Dataset »
┌──

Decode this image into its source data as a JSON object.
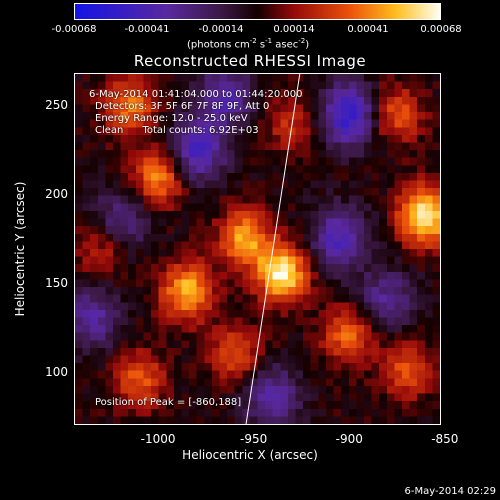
{
  "chart_data": {
    "type": "heatmap",
    "title": "Reconstructed RHESSI Image",
    "xlabel": "Heliocentric X (arcsec)",
    "ylabel": "Heliocentric Y (arcsec)",
    "xlim": [
      -1044,
      -852
    ],
    "ylim": [
      70,
      268
    ],
    "xticks": [
      -1000,
      -950,
      -900,
      -850
    ],
    "yticks": [
      100,
      150,
      200,
      250
    ],
    "colorbar": {
      "min": -0.00068,
      "max": 0.00068,
      "tick_labels": [
        "-0.00068",
        "-0.00041",
        "-0.00014",
        "0.00014",
        "0.00041",
        "0.00068"
      ],
      "units_main": "(photons cm",
      "units_exp1": "-2",
      "units_mid": " s",
      "units_exp2": "-1",
      "units_end": " asec",
      "units_exp3": "-2",
      "units_close": ")"
    },
    "info_lines": [
      "6-May-2014 01:41:04.000 to 01:44:20.000",
      "Detectors: 3F 5F 6F 7F 8F 9F, Att 0",
      "Energy Range: 12.0 - 25.0 keV",
      "Clean      Total counts: 6.92E+03"
    ],
    "peak_label": "Position of Peak = [-860,188]",
    "peak_position": [
      -860,
      188
    ],
    "sources": [
      {
        "x": -860,
        "y": 188,
        "amp": 1.0
      },
      {
        "x": -935,
        "y": 155,
        "amp": 0.95
      },
      {
        "x": -955,
        "y": 175,
        "amp": 0.7
      },
      {
        "x": -985,
        "y": 145,
        "amp": 0.75
      },
      {
        "x": -1000,
        "y": 210,
        "amp": 0.65
      },
      {
        "x": -1015,
        "y": 250,
        "amp": 0.6
      },
      {
        "x": -900,
        "y": 120,
        "amp": 0.55
      },
      {
        "x": -1010,
        "y": 95,
        "amp": 0.5
      },
      {
        "x": -870,
        "y": 100,
        "amp": 0.45
      },
      {
        "x": -875,
        "y": 245,
        "amp": 0.5
      },
      {
        "x": -930,
        "y": 240,
        "amp": 0.35
      },
      {
        "x": -960,
        "y": 110,
        "amp": 0.45
      },
      {
        "x": -1030,
        "y": 170,
        "amp": 0.35
      }
    ],
    "negatives": [
      {
        "x": -980,
        "y": 225,
        "amp": 0.7
      },
      {
        "x": -900,
        "y": 245,
        "amp": 0.8
      },
      {
        "x": -905,
        "y": 175,
        "amp": 0.6
      },
      {
        "x": -965,
        "y": 255,
        "amp": 0.55
      },
      {
        "x": -1035,
        "y": 130,
        "amp": 0.5
      },
      {
        "x": -940,
        "y": 85,
        "amp": 0.5
      },
      {
        "x": -880,
        "y": 140,
        "amp": 0.45
      },
      {
        "x": -1020,
        "y": 185,
        "amp": 0.45
      }
    ]
  },
  "footer": {
    "timestamp": "6-May-2014 02:29"
  }
}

└──

Of the lines in the listing above, how many hold the string "arcsec"? Reply with the number only.

Exercise output »
2